EXERCISE DETAILS: All records should be reproduced verbatim.

----- MATERIAL -----

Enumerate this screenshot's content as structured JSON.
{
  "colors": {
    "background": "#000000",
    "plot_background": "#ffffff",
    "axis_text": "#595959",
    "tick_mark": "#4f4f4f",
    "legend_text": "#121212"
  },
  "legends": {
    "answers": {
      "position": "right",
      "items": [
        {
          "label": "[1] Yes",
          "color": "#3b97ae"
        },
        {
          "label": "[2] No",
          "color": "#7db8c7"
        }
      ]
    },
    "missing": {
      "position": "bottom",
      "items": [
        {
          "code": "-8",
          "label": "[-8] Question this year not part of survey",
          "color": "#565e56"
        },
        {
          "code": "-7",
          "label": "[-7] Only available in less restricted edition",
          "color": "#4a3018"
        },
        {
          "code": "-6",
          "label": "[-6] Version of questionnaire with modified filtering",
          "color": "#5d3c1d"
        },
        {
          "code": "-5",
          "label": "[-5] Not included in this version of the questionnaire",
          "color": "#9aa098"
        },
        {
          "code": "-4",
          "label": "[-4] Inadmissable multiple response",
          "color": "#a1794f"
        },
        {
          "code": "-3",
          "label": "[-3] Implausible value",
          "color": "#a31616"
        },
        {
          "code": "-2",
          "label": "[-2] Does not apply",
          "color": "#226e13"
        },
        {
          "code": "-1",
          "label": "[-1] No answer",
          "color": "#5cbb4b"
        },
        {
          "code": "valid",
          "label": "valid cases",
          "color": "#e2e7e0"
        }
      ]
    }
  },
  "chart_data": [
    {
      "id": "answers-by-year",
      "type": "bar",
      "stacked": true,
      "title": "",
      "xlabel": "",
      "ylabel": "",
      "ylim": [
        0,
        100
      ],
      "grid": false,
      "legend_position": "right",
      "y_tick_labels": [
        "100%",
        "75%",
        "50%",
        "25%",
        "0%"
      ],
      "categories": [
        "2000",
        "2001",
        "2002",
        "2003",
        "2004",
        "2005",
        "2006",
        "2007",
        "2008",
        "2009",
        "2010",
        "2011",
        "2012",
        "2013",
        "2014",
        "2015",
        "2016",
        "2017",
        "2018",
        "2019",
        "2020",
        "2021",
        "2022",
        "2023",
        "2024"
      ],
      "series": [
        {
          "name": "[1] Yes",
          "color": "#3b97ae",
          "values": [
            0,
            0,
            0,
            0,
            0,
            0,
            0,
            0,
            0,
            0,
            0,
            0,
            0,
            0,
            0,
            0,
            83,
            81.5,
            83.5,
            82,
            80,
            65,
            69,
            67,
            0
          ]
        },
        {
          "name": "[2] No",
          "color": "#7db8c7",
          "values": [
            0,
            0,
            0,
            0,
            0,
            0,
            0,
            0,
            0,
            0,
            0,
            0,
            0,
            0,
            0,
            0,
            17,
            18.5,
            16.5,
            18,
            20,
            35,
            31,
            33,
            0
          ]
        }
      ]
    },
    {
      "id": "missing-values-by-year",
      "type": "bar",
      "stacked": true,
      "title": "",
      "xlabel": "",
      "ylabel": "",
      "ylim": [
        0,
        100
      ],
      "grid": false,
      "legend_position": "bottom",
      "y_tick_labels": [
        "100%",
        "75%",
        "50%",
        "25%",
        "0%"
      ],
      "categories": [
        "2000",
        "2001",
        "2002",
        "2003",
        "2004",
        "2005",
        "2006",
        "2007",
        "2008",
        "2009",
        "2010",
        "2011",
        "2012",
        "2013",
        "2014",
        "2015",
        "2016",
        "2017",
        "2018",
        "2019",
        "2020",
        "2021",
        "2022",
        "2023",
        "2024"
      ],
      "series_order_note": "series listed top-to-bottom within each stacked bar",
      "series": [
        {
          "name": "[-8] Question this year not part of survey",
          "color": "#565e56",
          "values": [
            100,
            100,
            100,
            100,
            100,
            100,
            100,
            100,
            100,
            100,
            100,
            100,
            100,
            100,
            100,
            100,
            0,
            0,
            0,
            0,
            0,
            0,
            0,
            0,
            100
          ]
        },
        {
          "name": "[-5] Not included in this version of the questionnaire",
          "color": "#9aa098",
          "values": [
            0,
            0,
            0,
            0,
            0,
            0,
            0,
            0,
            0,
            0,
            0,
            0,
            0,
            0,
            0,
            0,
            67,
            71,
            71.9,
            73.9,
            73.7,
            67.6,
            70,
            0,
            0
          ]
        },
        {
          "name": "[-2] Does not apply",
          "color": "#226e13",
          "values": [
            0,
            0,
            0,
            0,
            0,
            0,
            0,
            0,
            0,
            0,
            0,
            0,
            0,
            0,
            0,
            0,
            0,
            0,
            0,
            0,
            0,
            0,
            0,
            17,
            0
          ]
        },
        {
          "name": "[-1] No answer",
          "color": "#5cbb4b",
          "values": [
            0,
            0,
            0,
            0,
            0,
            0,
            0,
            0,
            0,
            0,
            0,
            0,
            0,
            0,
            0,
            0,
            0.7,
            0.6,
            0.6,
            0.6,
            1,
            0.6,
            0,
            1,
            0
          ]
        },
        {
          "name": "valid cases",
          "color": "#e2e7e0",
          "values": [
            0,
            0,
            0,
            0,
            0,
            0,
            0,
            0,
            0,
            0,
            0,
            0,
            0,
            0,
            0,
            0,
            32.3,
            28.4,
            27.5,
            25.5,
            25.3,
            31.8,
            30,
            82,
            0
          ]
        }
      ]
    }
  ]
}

-----

ANSWER FOR THIS EXERCISE:
Enumerate this screenshot's content as structured JSON.
{
  "colors": {
    "background": "#000000",
    "plot_background": "#ffffff",
    "axis_text": "#595959",
    "tick_mark": "#4f4f4f",
    "legend_text": "#121212"
  },
  "legends": {
    "answers": {
      "position": "right",
      "items": [
        {
          "label": "[1] Yes",
          "color": "#3b97ae"
        },
        {
          "label": "[2] No",
          "color": "#7db8c7"
        }
      ]
    },
    "missing": {
      "position": "bottom",
      "items": [
        {
          "code": "-8",
          "label": "[-8] Question this year not part of survey",
          "color": "#565e56"
        },
        {
          "code": "-7",
          "label": "[-7] Only available in less restricted edition",
          "color": "#4a3018"
        },
        {
          "code": "-6",
          "label": "[-6] Version of questionnaire with modified filtering",
          "color": "#5d3c1d"
        },
        {
          "code": "-5",
          "label": "[-5] Not included in this version of the questionnaire",
          "color": "#9aa098"
        },
        {
          "code": "-4",
          "label": "[-4] Inadmissable multiple response",
          "color": "#a1794f"
        },
        {
          "code": "-3",
          "label": "[-3] Implausible value",
          "color": "#a31616"
        },
        {
          "code": "-2",
          "label": "[-2] Does not apply",
          "color": "#226e13"
        },
        {
          "code": "-1",
          "label": "[-1] No answer",
          "color": "#5cbb4b"
        },
        {
          "code": "valid",
          "label": "valid cases",
          "color": "#e2e7e0"
        }
      ]
    }
  },
  "chart_data": [
    {
      "id": "answers-by-year",
      "type": "bar",
      "stacked": true,
      "title": "",
      "xlabel": "",
      "ylabel": "",
      "ylim": [
        0,
        100
      ],
      "grid": false,
      "legend_position": "right",
      "y_tick_labels": [
        "100%",
        "75%",
        "50%",
        "25%",
        "0%"
      ],
      "categories": [
        "2000",
        "2001",
        "2002",
        "2003",
        "2004",
        "2005",
        "2006",
        "2007",
        "2008",
        "2009",
        "2010",
        "2011",
        "2012",
        "2013",
        "2014",
        "2015",
        "2016",
        "2017",
        "2018",
        "2019",
        "2020",
        "2021",
        "2022",
        "2023",
        "2024"
      ],
      "series": [
        {
          "name": "[1] Yes",
          "color": "#3b97ae",
          "values": [
            0,
            0,
            0,
            0,
            0,
            0,
            0,
            0,
            0,
            0,
            0,
            0,
            0,
            0,
            0,
            0,
            83,
            81.5,
            83.5,
            82,
            80,
            65,
            69,
            67,
            0
          ]
        },
        {
          "name": "[2] No",
          "color": "#7db8c7",
          "values": [
            0,
            0,
            0,
            0,
            0,
            0,
            0,
            0,
            0,
            0,
            0,
            0,
            0,
            0,
            0,
            0,
            17,
            18.5,
            16.5,
            18,
            20,
            35,
            31,
            33,
            0
          ]
        }
      ]
    },
    {
      "id": "missing-values-by-year",
      "type": "bar",
      "stacked": true,
      "title": "",
      "xlabel": "",
      "ylabel": "",
      "ylim": [
        0,
        100
      ],
      "grid": false,
      "legend_position": "bottom",
      "y_tick_labels": [
        "100%",
        "75%",
        "50%",
        "25%",
        "0%"
      ],
      "categories": [
        "2000",
        "2001",
        "2002",
        "2003",
        "2004",
        "2005",
        "2006",
        "2007",
        "2008",
        "2009",
        "2010",
        "2011",
        "2012",
        "2013",
        "2014",
        "2015",
        "2016",
        "2017",
        "2018",
        "2019",
        "2020",
        "2021",
        "2022",
        "2023",
        "2024"
      ],
      "series_order_note": "series listed top-to-bottom within each stacked bar",
      "series": [
        {
          "name": "[-8] Question this year not part of survey",
          "color": "#565e56",
          "values": [
            100,
            100,
            100,
            100,
            100,
            100,
            100,
            100,
            100,
            100,
            100,
            100,
            100,
            100,
            100,
            100,
            0,
            0,
            0,
            0,
            0,
            0,
            0,
            0,
            100
          ]
        },
        {
          "name": "[-5] Not included in this version of the questionnaire",
          "color": "#9aa098",
          "values": [
            0,
            0,
            0,
            0,
            0,
            0,
            0,
            0,
            0,
            0,
            0,
            0,
            0,
            0,
            0,
            0,
            67,
            71,
            71.9,
            73.9,
            73.7,
            67.6,
            70,
            0,
            0
          ]
        },
        {
          "name": "[-2] Does not apply",
          "color": "#226e13",
          "values": [
            0,
            0,
            0,
            0,
            0,
            0,
            0,
            0,
            0,
            0,
            0,
            0,
            0,
            0,
            0,
            0,
            0,
            0,
            0,
            0,
            0,
            0,
            0,
            17,
            0
          ]
        },
        {
          "name": "[-1] No answer",
          "color": "#5cbb4b",
          "values": [
            0,
            0,
            0,
            0,
            0,
            0,
            0,
            0,
            0,
            0,
            0,
            0,
            0,
            0,
            0,
            0,
            0.7,
            0.6,
            0.6,
            0.6,
            1,
            0.6,
            0,
            1,
            0
          ]
        },
        {
          "name": "valid cases",
          "color": "#e2e7e0",
          "values": [
            0,
            0,
            0,
            0,
            0,
            0,
            0,
            0,
            0,
            0,
            0,
            0,
            0,
            0,
            0,
            0,
            32.3,
            28.4,
            27.5,
            25.5,
            25.3,
            31.8,
            30,
            82,
            0
          ]
        }
      ]
    }
  ]
}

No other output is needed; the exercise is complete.